• WHAT THIS TASK INVOLVES:
Leave out the images; return the rest of the data exactly.

++++ INFORMATION GIVEN ++++

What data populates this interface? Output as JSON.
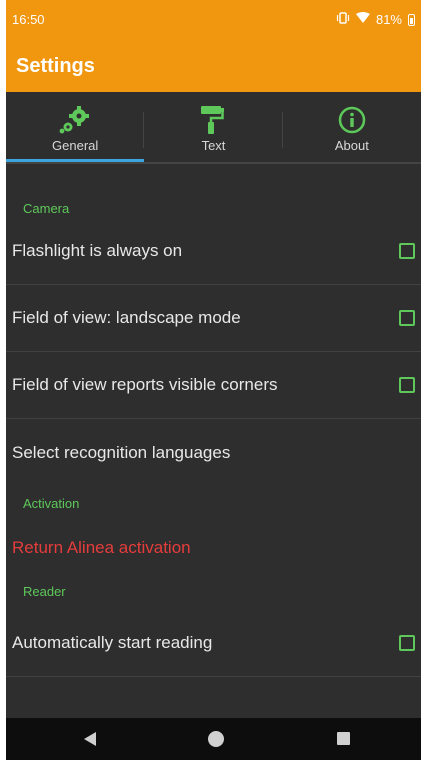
{
  "status": {
    "time": "16:50",
    "battery": "81%",
    "vibrate_icon": "vibrate-icon",
    "wifi_icon": "wifi-icon",
    "battery_icon": "battery-icon"
  },
  "appbar": {
    "title": "Settings"
  },
  "tabs": [
    {
      "label": "General",
      "icon": "gears-icon",
      "active": true
    },
    {
      "label": "Text",
      "icon": "paint-roller-icon",
      "active": false
    },
    {
      "label": "About",
      "icon": "info-icon",
      "active": false
    }
  ],
  "sections": {
    "camera": {
      "header": "Camera",
      "items": [
        {
          "label": "Flashlight is always on",
          "checked": false
        },
        {
          "label": "Field of view: landscape mode",
          "checked": false
        },
        {
          "label": "Field of view reports visible corners",
          "checked": false
        },
        {
          "label": "Select recognition languages"
        }
      ]
    },
    "activation": {
      "header": "Activation",
      "items": [
        {
          "label": "Return Alinea activation"
        }
      ]
    },
    "reader": {
      "header": "Reader",
      "items": [
        {
          "label": "Automatically start reading",
          "checked": false
        }
      ]
    }
  },
  "colors": {
    "accent": "#f0960f",
    "background": "#2e2e2e",
    "section_header": "#5ec85a",
    "tab_indicator": "#3aa6dd",
    "danger": "#e53c3c"
  },
  "navbar": {
    "back_icon": "back-icon",
    "home_icon": "home-icon",
    "recents_icon": "recents-icon"
  }
}
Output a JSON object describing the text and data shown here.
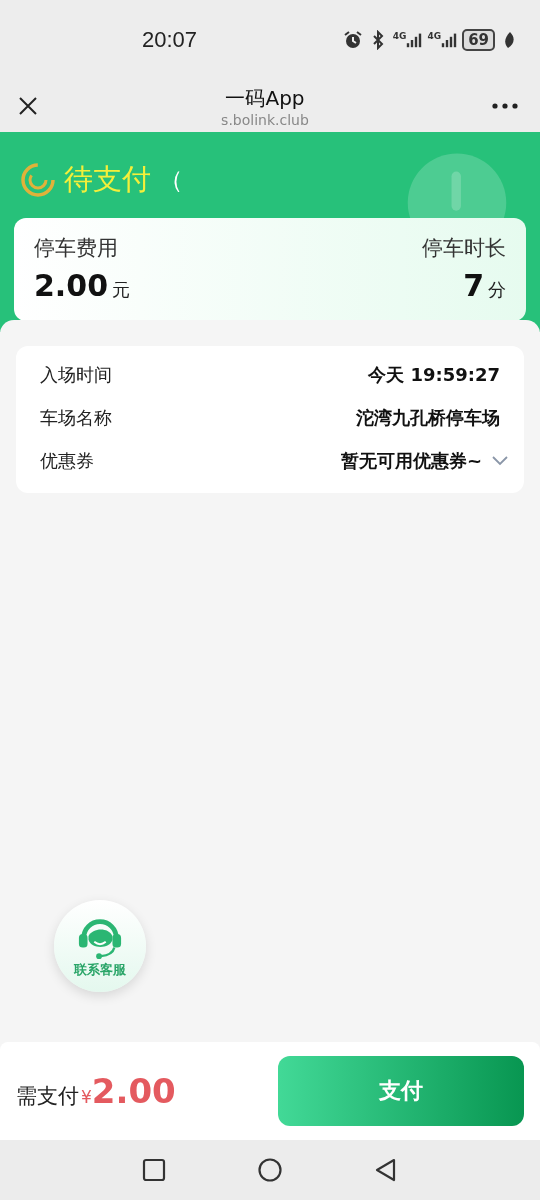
{
  "status_bar": {
    "time": "20:07",
    "network_1": "4G",
    "network_2": "4G",
    "battery": "69"
  },
  "nav": {
    "title": "一码App",
    "subtitle": "s.bolink.club"
  },
  "header": {
    "status": "待支付",
    "plate_open": "（"
  },
  "summary": {
    "fee_label": "停车费用",
    "fee_value": "2.00",
    "fee_unit": "元",
    "duration_label": "停车时长",
    "duration_value": "7",
    "duration_unit": "分"
  },
  "details": [
    {
      "kind": "text",
      "label": "入场时间",
      "value": "今天 19:59:27"
    },
    {
      "kind": "text",
      "label": "车场名称",
      "value": "沱湾九孔桥停车场"
    },
    {
      "kind": "dropdown",
      "label": "优惠券",
      "value": "暂无可用优惠券~"
    }
  ],
  "support": {
    "label": "联系客服"
  },
  "footer": {
    "label": "需支付",
    "currency": "¥",
    "amount": "2.00",
    "button": "支付"
  }
}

++++

• EXERCISE RESPONSE:
What data populates this interface? Output as JSON.
{
  "status": {
    "time": "16:50",
    "battery": "81%",
    "vibrate_icon": "vibrate-icon",
    "wifi_icon": "wifi-icon",
    "battery_icon": "battery-icon"
  },
  "appbar": {
    "title": "Settings"
  },
  "tabs": [
    {
      "label": "General",
      "icon": "gears-icon",
      "active": true
    },
    {
      "label": "Text",
      "icon": "paint-roller-icon",
      "active": false
    },
    {
      "label": "About",
      "icon": "info-icon",
      "active": false
    }
  ],
  "sections": {
    "camera": {
      "header": "Camera",
      "items": [
        {
          "label": "Flashlight is always on",
          "checked": false
        },
        {
          "label": "Field of view: landscape mode",
          "checked": false
        },
        {
          "label": "Field of view reports visible corners",
          "checked": false
        },
        {
          "label": "Select recognition languages"
        }
      ]
    },
    "activation": {
      "header": "Activation",
      "items": [
        {
          "label": "Return Alinea activation"
        }
      ]
    },
    "reader": {
      "header": "Reader",
      "items": [
        {
          "label": "Automatically start reading",
          "checked": false
        }
      ]
    }
  },
  "colors": {
    "accent": "#f0960f",
    "background": "#2e2e2e",
    "section_header": "#5ec85a",
    "tab_indicator": "#3aa6dd",
    "danger": "#e53c3c"
  },
  "navbar": {
    "back_icon": "back-icon",
    "home_icon": "home-icon",
    "recents_icon": "recents-icon"
  }
}
Output a JSON object describing the text and data shown here.
{
  "status_bar": {
    "time": "20:07",
    "network_1": "4G",
    "network_2": "4G",
    "battery": "69"
  },
  "nav": {
    "title": "一码App",
    "subtitle": "s.bolink.club"
  },
  "header": {
    "status": "待支付",
    "plate_open": "（"
  },
  "summary": {
    "fee_label": "停车费用",
    "fee_value": "2.00",
    "fee_unit": "元",
    "duration_label": "停车时长",
    "duration_value": "7",
    "duration_unit": "分"
  },
  "details": [
    {
      "kind": "text",
      "label": "入场时间",
      "value": "今天 19:59:27"
    },
    {
      "kind": "text",
      "label": "车场名称",
      "value": "沱湾九孔桥停车场"
    },
    {
      "kind": "dropdown",
      "label": "优惠券",
      "value": "暂无可用优惠券~"
    }
  ],
  "support": {
    "label": "联系客服"
  },
  "footer": {
    "label": "需支付",
    "currency": "¥",
    "amount": "2.00",
    "button": "支付"
  }
}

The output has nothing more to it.